[Dataset items]
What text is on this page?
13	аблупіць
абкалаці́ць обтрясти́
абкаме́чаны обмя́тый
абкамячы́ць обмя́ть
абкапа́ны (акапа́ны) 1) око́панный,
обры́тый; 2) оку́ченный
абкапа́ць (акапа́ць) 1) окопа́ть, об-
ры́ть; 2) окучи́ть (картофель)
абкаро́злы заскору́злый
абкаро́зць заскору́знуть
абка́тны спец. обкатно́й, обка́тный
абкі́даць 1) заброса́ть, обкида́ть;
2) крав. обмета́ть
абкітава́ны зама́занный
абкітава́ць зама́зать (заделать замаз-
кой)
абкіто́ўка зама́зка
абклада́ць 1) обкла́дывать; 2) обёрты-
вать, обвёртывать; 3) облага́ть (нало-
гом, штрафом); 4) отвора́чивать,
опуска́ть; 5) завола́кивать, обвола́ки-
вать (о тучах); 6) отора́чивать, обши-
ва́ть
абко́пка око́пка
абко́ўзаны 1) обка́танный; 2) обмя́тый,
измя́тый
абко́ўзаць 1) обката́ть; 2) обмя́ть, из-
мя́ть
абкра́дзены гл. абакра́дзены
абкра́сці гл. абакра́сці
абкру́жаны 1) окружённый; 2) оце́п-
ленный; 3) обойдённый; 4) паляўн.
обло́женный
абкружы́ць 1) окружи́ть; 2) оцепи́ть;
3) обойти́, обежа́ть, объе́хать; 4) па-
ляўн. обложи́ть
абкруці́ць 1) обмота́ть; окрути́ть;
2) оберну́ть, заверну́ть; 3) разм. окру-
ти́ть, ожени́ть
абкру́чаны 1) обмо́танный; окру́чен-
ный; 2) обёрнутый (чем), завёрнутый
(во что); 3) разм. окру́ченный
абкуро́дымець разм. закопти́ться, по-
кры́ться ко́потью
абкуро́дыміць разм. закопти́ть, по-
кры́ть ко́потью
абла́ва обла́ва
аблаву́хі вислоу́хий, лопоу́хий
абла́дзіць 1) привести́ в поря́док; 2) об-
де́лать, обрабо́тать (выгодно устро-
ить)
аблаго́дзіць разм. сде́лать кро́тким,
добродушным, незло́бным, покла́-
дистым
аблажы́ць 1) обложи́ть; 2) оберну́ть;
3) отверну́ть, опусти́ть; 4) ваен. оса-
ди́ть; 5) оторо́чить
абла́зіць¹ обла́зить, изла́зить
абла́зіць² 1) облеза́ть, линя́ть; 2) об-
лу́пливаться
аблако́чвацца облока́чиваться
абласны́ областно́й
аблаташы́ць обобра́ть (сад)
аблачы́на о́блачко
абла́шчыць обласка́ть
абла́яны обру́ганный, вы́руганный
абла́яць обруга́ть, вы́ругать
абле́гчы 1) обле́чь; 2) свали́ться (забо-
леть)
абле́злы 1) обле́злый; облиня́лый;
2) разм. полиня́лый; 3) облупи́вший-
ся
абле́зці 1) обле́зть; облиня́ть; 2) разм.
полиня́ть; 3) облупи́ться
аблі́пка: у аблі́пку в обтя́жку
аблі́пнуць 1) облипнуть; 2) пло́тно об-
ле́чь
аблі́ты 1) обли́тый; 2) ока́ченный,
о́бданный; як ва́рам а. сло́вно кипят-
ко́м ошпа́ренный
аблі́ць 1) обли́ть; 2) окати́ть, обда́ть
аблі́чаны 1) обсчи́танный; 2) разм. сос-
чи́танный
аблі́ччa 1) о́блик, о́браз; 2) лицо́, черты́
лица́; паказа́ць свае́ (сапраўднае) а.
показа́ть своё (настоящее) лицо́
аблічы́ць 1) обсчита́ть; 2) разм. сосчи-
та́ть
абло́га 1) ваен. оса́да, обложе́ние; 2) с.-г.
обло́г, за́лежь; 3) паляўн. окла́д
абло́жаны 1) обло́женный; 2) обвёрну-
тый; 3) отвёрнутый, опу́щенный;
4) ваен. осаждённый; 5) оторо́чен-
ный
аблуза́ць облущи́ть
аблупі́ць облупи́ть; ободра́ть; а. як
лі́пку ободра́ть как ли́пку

- _Objective_: Copy out every line from the records that has the word "ободра".

- _Exercise solution_:
аблупі́ць облупи́ть; ободра́ть; а. як
лі́пку ободра́ть как ли́пку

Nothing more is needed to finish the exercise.